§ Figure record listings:
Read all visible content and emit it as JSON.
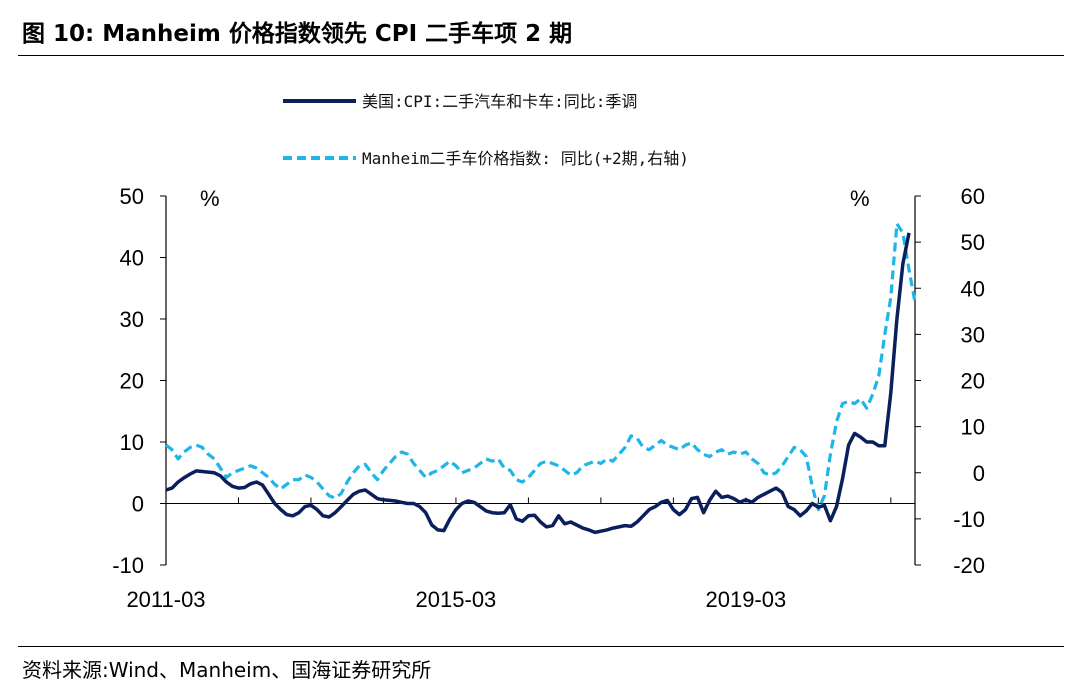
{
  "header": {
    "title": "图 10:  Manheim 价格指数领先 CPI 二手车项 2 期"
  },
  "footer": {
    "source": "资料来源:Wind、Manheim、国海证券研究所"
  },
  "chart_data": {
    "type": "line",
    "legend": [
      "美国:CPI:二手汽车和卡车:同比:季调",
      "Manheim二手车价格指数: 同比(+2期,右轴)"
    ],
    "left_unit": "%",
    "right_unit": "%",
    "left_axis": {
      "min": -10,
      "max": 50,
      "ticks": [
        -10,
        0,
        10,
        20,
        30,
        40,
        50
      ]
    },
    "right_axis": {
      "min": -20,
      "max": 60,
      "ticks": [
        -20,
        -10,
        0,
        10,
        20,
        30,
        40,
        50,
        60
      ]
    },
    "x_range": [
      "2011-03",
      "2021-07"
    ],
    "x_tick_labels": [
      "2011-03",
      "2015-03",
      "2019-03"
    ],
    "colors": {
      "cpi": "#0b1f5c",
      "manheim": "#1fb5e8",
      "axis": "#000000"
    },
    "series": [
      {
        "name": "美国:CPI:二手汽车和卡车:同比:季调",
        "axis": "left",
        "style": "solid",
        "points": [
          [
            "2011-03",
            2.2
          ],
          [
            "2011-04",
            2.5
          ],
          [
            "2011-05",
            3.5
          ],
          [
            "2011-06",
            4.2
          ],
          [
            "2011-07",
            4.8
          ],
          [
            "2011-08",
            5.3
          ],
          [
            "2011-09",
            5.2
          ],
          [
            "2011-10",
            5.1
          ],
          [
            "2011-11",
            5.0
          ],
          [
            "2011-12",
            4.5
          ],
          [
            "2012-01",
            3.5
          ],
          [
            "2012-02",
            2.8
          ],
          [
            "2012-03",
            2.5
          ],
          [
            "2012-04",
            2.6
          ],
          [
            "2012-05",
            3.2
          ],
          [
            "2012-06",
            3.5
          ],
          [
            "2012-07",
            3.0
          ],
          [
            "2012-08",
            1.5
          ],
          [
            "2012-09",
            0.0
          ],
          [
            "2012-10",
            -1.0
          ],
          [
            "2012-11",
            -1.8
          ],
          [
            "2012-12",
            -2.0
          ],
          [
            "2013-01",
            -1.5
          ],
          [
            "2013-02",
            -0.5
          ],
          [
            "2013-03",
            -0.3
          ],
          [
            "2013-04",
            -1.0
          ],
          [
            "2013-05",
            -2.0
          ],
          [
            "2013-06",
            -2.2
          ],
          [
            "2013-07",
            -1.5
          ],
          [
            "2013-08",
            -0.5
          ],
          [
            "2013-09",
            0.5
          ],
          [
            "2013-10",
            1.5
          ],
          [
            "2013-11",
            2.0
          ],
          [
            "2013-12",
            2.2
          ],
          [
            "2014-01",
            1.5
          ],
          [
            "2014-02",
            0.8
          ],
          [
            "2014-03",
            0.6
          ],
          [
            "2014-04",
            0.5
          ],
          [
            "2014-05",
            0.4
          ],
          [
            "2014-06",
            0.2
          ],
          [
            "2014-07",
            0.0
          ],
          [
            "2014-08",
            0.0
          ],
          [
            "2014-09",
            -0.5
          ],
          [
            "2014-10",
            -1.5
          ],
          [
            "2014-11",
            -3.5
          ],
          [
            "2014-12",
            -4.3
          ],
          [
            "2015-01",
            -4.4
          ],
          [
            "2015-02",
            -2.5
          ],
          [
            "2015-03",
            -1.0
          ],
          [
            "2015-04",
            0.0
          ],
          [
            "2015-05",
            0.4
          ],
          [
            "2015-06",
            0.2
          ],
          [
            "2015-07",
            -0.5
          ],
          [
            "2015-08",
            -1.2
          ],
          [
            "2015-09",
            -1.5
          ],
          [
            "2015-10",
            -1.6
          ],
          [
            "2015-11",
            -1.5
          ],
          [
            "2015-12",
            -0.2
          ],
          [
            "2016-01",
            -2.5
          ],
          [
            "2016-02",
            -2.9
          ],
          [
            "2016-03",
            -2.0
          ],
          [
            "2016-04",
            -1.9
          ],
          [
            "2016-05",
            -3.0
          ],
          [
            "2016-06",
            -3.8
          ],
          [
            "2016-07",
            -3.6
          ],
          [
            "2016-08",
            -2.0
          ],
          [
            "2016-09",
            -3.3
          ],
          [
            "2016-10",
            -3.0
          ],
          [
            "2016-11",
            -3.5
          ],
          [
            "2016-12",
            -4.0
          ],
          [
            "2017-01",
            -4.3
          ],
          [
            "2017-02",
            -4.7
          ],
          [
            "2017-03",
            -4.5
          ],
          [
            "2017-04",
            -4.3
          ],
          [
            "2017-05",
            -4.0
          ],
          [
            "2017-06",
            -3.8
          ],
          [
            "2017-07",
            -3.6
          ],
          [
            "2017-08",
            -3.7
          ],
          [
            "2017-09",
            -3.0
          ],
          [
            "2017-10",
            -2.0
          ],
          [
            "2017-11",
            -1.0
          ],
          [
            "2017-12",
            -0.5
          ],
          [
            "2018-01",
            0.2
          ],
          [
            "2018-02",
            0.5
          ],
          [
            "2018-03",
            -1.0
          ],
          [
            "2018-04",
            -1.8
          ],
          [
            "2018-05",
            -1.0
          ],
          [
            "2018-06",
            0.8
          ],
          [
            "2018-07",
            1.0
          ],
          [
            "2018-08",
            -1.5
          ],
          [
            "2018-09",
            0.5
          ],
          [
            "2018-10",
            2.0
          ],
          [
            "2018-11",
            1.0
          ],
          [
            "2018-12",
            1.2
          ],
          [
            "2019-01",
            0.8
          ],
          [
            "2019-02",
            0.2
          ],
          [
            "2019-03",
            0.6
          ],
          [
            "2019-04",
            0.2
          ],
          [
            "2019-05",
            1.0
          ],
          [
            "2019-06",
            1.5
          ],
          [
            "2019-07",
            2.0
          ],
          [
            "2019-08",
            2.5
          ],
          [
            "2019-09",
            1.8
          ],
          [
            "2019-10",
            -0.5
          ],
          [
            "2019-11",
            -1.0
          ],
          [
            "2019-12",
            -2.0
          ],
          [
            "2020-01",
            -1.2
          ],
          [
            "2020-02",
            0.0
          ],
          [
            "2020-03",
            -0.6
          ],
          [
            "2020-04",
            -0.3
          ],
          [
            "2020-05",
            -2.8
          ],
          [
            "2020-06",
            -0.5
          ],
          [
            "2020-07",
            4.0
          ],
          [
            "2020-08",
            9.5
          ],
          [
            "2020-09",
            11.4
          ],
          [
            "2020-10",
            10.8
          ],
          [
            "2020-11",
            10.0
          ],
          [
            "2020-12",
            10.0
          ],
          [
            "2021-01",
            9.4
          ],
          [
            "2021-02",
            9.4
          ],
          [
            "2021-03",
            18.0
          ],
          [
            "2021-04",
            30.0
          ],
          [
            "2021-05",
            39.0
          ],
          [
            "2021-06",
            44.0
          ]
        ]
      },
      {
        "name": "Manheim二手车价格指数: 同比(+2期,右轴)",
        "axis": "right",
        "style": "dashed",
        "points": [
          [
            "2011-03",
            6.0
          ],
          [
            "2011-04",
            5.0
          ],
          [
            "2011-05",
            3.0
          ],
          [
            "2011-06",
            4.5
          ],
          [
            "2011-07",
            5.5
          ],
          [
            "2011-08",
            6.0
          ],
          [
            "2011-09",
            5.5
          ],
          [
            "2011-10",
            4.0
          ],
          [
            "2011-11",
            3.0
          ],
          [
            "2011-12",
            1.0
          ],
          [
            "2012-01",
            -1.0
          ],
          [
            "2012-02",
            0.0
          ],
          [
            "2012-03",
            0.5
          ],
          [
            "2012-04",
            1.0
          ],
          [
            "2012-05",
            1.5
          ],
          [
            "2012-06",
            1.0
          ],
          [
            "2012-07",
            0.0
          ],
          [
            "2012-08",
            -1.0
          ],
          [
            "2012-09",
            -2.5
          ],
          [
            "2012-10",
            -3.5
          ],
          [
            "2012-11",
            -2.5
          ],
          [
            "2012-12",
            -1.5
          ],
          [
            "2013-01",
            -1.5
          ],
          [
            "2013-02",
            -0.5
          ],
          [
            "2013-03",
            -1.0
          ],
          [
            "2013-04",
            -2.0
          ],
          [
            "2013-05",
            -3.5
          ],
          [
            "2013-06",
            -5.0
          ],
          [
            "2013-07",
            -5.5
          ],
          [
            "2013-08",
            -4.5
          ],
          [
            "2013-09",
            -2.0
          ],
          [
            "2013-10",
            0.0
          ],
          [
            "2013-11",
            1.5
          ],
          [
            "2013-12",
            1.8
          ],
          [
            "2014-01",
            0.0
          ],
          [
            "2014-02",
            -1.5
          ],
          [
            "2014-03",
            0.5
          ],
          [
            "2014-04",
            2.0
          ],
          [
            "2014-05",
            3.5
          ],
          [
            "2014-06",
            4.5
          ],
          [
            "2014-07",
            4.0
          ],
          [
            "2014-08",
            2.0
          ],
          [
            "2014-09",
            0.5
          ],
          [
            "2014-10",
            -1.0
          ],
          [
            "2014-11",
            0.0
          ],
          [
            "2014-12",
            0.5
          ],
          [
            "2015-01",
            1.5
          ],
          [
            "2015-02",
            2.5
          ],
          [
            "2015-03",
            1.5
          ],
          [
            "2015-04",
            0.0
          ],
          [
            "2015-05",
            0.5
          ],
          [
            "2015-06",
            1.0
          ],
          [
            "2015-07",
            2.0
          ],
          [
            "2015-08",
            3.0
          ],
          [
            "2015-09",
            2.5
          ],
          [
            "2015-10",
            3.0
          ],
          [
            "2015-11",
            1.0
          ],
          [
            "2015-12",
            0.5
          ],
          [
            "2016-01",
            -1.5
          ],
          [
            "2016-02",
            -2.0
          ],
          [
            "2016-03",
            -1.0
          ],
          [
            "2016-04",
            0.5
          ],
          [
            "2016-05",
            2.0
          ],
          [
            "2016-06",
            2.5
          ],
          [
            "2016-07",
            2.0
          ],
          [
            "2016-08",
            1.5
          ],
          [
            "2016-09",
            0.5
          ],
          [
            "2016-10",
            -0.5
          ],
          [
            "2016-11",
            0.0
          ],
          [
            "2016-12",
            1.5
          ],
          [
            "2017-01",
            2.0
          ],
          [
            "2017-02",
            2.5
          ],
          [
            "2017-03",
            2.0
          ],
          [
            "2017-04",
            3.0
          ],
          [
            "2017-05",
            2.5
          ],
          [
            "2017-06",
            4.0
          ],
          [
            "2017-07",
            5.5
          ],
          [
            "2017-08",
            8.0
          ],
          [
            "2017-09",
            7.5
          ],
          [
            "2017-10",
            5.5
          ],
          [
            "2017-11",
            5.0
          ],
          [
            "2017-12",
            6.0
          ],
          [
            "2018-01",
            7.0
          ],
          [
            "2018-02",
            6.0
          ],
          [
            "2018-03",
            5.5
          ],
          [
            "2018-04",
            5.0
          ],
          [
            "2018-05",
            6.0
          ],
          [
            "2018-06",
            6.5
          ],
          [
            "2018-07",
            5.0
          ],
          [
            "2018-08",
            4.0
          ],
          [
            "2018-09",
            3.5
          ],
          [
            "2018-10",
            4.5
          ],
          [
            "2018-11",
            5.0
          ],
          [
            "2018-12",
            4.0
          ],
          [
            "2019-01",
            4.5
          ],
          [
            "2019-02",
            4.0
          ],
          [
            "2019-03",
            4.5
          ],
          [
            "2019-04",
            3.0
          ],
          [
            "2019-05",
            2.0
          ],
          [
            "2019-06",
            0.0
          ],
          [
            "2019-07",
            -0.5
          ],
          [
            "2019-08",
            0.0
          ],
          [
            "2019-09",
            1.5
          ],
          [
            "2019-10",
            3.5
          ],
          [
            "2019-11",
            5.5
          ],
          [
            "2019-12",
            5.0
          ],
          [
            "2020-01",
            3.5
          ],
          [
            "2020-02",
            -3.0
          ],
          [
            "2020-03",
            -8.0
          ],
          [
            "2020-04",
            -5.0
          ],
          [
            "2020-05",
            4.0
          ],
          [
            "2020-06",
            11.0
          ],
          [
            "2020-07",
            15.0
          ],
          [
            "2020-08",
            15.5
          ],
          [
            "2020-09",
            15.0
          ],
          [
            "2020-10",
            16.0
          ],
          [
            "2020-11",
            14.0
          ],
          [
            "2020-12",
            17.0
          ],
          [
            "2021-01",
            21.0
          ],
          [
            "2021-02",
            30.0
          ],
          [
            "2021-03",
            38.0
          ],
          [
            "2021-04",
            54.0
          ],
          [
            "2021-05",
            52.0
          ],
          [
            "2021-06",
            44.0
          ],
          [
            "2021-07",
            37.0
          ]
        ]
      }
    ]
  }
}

§ What you should do:
Return only those lines of the records that contain the string "二手汽车和卡车".

§ Correct output:
      "美国:CPI:二手汽车和卡车:同比:季调",
        "name": "美国:CPI:二手汽车和卡车:同比:季调",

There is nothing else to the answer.